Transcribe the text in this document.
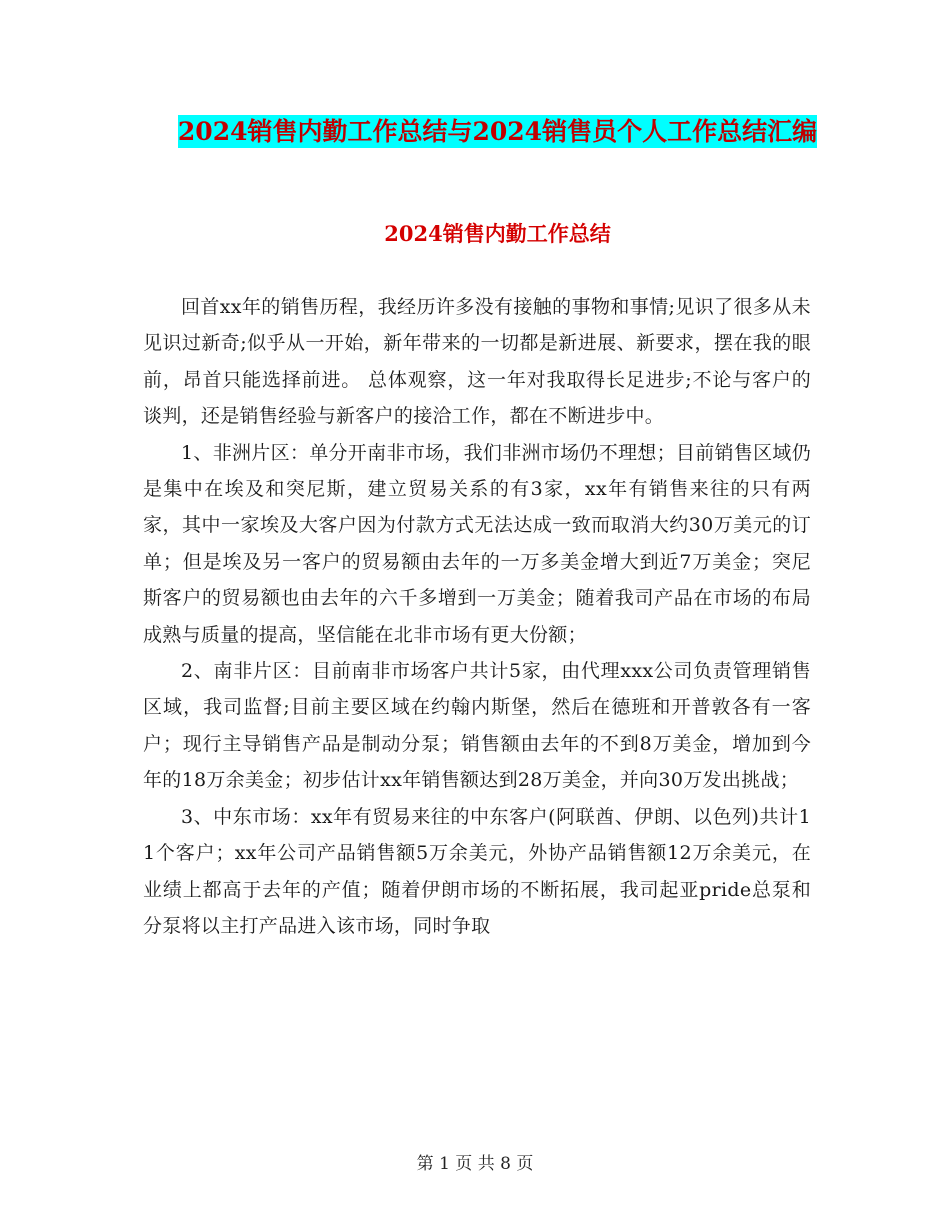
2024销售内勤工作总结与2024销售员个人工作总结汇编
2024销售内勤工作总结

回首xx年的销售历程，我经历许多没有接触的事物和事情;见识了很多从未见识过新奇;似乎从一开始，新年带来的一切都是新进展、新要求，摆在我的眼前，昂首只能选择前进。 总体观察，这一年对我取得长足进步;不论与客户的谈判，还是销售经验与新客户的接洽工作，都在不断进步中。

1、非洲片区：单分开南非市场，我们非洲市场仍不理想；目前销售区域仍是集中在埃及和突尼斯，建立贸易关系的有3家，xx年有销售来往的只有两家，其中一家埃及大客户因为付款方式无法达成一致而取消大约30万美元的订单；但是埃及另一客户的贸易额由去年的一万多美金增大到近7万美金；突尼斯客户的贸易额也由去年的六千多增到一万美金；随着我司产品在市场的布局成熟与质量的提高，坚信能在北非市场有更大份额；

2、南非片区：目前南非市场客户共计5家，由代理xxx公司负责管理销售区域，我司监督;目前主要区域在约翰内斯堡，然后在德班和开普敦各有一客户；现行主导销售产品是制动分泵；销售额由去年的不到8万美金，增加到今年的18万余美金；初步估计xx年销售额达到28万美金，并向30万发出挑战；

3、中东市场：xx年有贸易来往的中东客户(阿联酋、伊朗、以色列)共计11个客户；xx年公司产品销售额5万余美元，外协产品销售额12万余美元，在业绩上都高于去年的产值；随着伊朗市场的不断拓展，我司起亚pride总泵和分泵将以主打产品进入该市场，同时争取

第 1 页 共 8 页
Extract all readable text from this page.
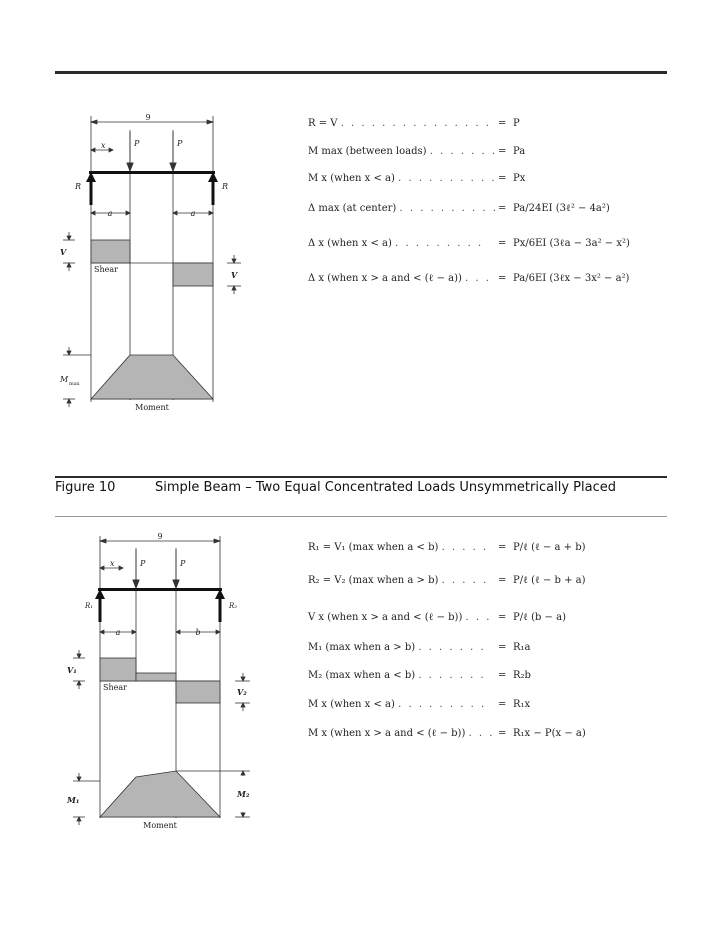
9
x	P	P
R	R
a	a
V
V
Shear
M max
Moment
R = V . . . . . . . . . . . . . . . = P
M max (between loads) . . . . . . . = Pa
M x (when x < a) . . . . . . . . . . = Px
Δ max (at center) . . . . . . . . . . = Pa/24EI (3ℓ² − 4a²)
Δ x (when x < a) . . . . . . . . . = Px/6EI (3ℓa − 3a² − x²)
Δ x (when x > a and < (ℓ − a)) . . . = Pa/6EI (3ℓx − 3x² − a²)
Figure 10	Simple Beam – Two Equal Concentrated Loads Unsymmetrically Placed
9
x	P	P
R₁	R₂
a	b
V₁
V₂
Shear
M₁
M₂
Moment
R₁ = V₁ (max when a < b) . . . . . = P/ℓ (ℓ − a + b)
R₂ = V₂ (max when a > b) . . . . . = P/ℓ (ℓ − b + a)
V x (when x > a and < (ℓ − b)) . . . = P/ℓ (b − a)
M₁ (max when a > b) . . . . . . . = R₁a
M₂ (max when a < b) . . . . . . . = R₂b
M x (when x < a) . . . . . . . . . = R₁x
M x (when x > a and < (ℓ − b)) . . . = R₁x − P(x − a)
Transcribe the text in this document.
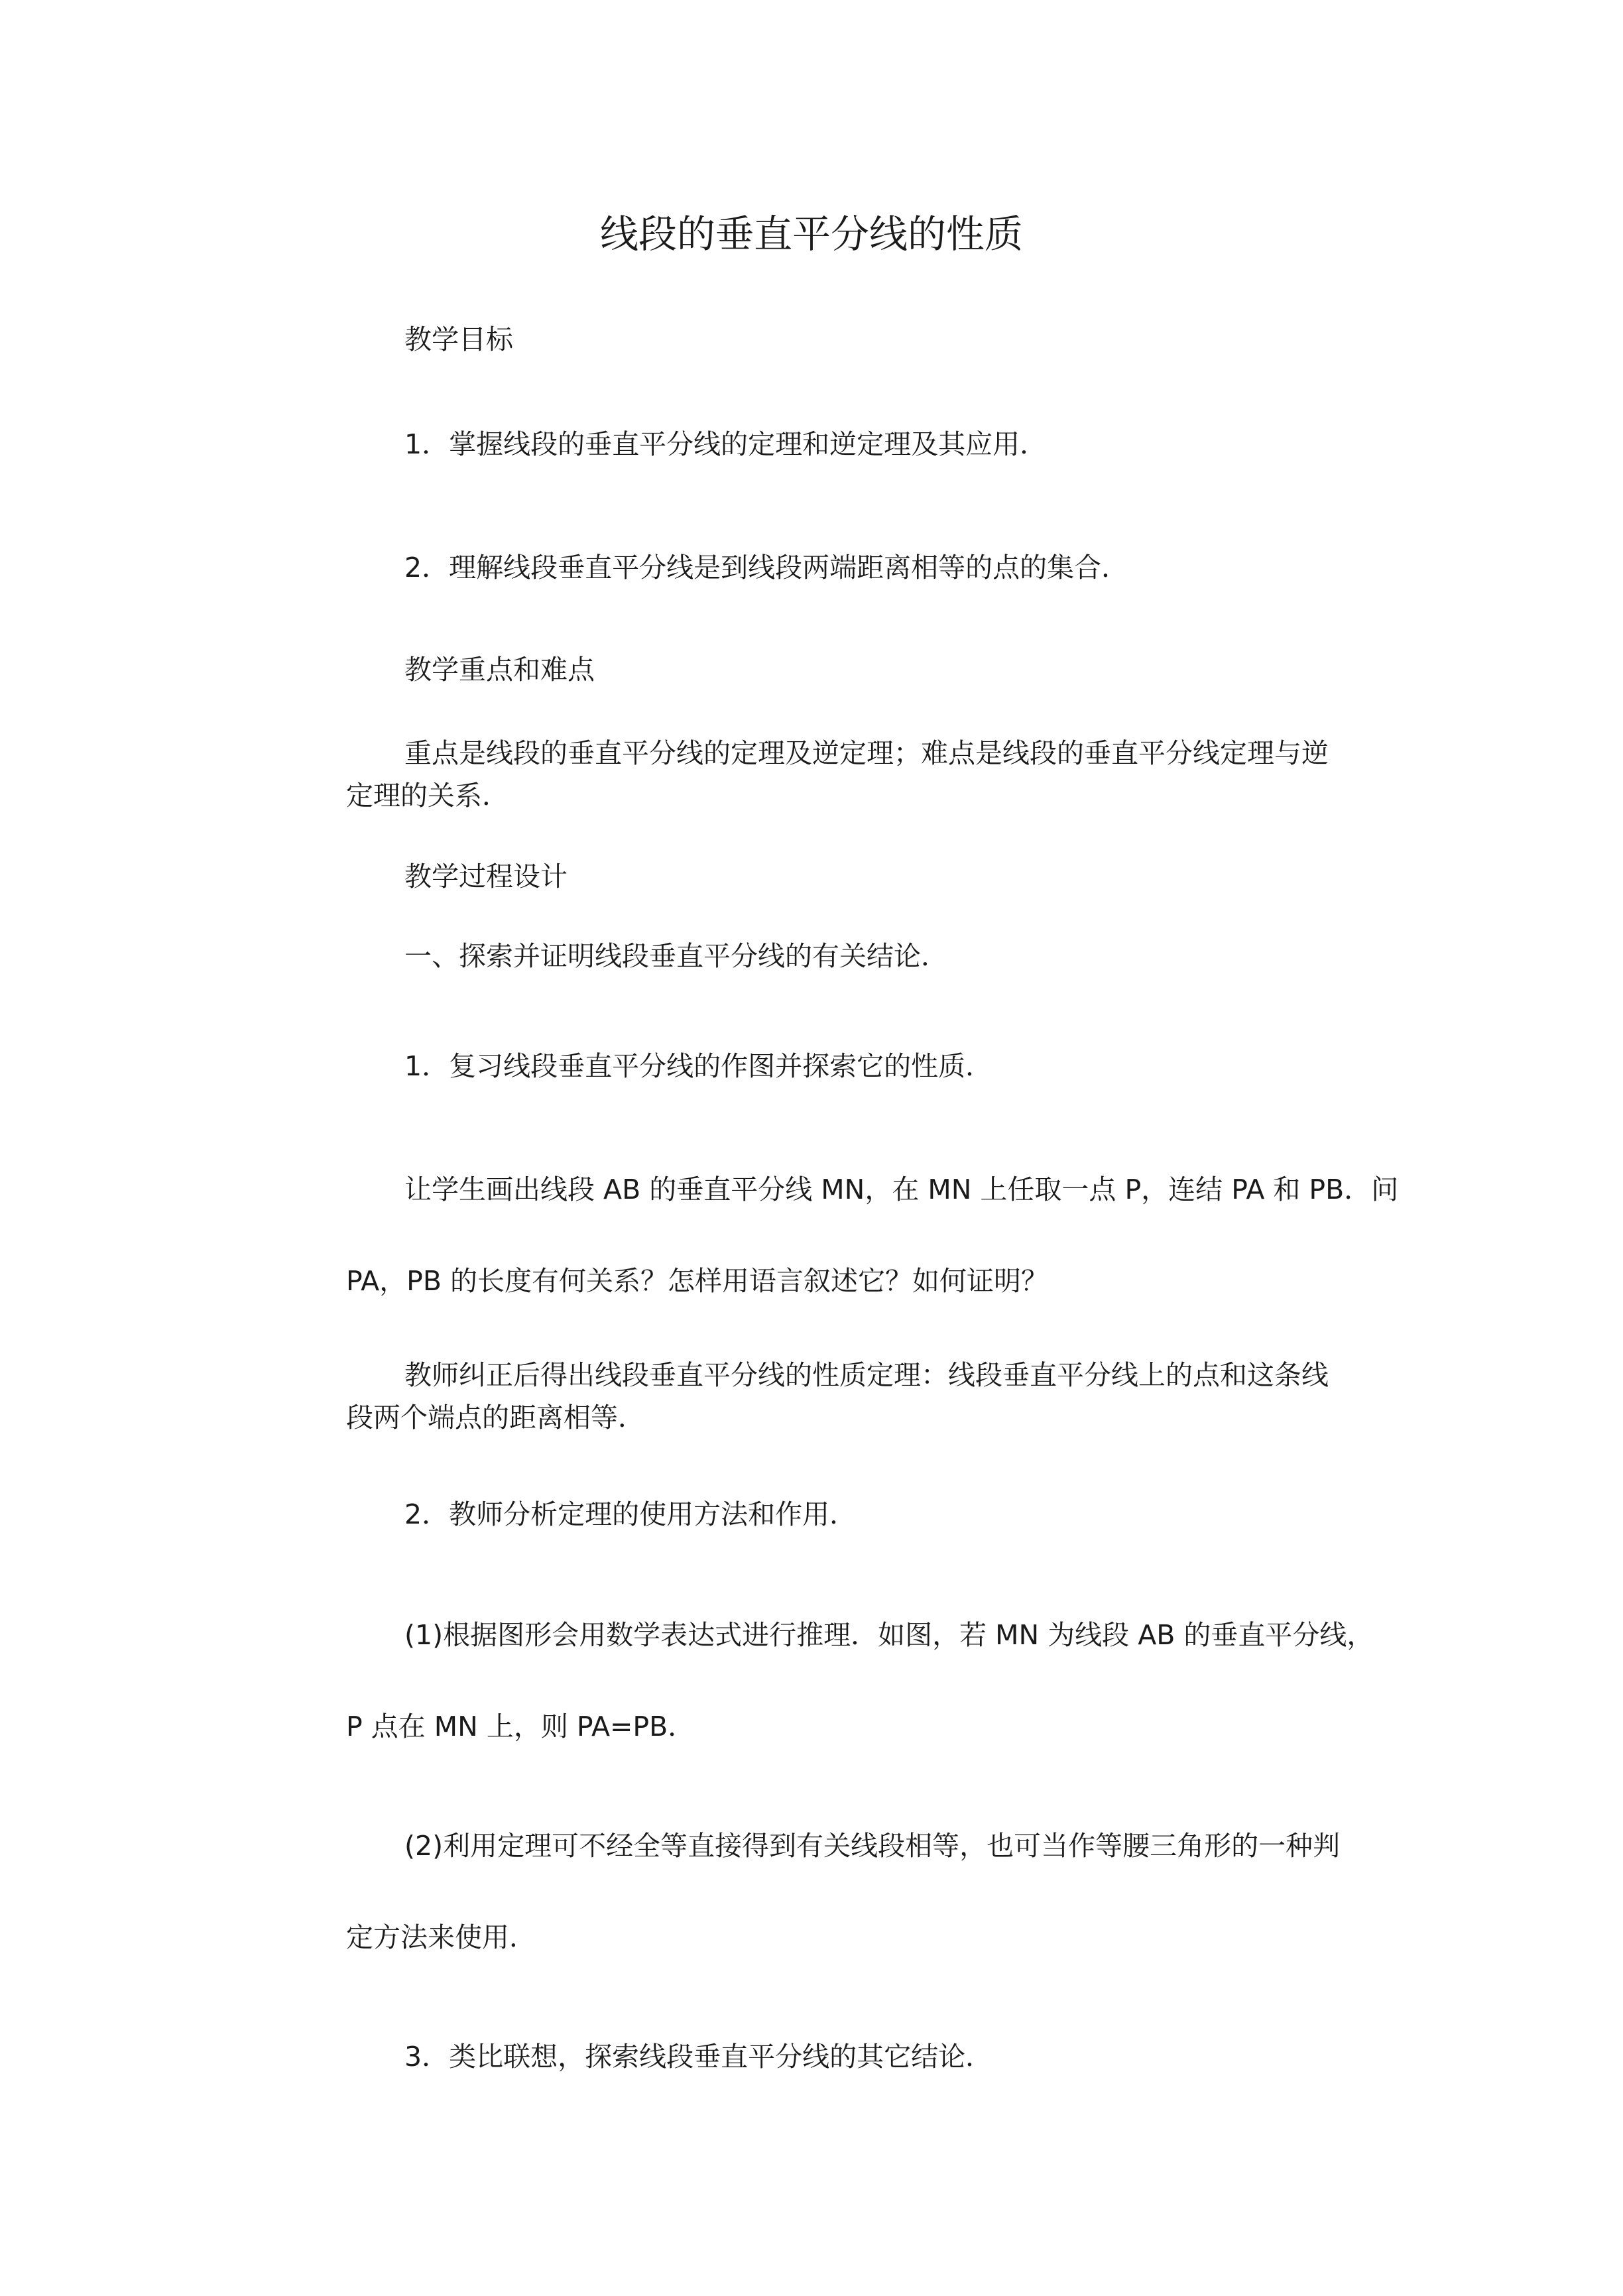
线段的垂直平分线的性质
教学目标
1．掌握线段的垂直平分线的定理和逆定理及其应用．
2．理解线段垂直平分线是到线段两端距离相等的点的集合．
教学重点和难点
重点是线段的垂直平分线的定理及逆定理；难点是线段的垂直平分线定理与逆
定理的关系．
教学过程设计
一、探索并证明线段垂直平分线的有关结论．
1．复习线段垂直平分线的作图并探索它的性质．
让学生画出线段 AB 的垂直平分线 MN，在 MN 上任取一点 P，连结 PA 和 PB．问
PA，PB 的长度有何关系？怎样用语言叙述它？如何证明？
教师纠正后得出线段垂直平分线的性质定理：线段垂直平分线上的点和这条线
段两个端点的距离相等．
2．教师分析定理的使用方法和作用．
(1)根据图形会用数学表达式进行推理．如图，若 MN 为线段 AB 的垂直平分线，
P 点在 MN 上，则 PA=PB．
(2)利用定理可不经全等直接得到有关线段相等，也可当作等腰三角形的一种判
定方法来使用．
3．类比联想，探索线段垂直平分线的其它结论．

______________________________

▸ **WHAT YOU ARE ASKED TO DO**
Reproduce exactly, without any picture, the lines from the one bearing "Extract all readable text from this page." to the last line of the records above.

▸ **TASK RESULT**
Extract all readable text from this page.
9
x	P	P
R	R
a	a
V
V
Shear
M max
Moment
R = V . . . . . . . . . . . . . . . = P
M max (between loads) . . . . . . . = Pa
M x (when x < a) . . . . . . . . . . = Px
Δ max (at center) . . . . . . . . . . = Pa/24EI (3ℓ² − 4a²)
Δ x (when x < a) . . . . . . . . . = Px/6EI (3ℓa − 3a² − x²)
Δ x (when x > a and < (ℓ − a)) . . . = Pa/6EI (3ℓx − 3x² − a²)
Figure 10	Simple Beam – Two Equal Concentrated Loads Unsymmetrically Placed
9
x	P	P
R₁	R₂
a	b
V₁
V₂
Shear
M₁
M₂
Moment
R₁ = V₁ (max when a < b) . . . . . = P/ℓ (ℓ − a + b)
R₂ = V₂ (max when a > b) . . . . . = P/ℓ (ℓ − b + a)
V x (when x > a and < (ℓ − b)) . . . = P/ℓ (b − a)
M₁ (max when a > b) . . . . . . . = R₁a
M₂ (max when a < b) . . . . . . . = R₂b
M x (when x < a) . . . . . . . . . = R₁x
M x (when x > a and < (ℓ − b)) . . . = R₁x − P(x − a)
Transcribe the text in this document.
线段的垂直平分线的性质
教学目标
1．掌握线段的垂直平分线的定理和逆定理及其应用．
2．理解线段垂直平分线是到线段两端距离相等的点的集合．
教学重点和难点
重点是线段的垂直平分线的定理及逆定理；难点是线段的垂直平分线定理与逆
定理的关系．
教学过程设计
一、探索并证明线段垂直平分线的有关结论．
1．复习线段垂直平分线的作图并探索它的性质．
让学生画出线段 AB 的垂直平分线 MN，在 MN 上任取一点 P，连结 PA 和 PB．问
PA，PB 的长度有何关系？怎样用语言叙述它？如何证明？
教师纠正后得出线段垂直平分线的性质定理：线段垂直平分线上的点和这条线
段两个端点的距离相等．
2．教师分析定理的使用方法和作用．
(1)根据图形会用数学表达式进行推理．如图，若 MN 为线段 AB 的垂直平分线，
P 点在 MN 上，则 PA=PB．
(2)利用定理可不经全等直接得到有关线段相等，也可当作等腰三角形的一种判
定方法来使用．
3．类比联想，探索线段垂直平分线的其它结论．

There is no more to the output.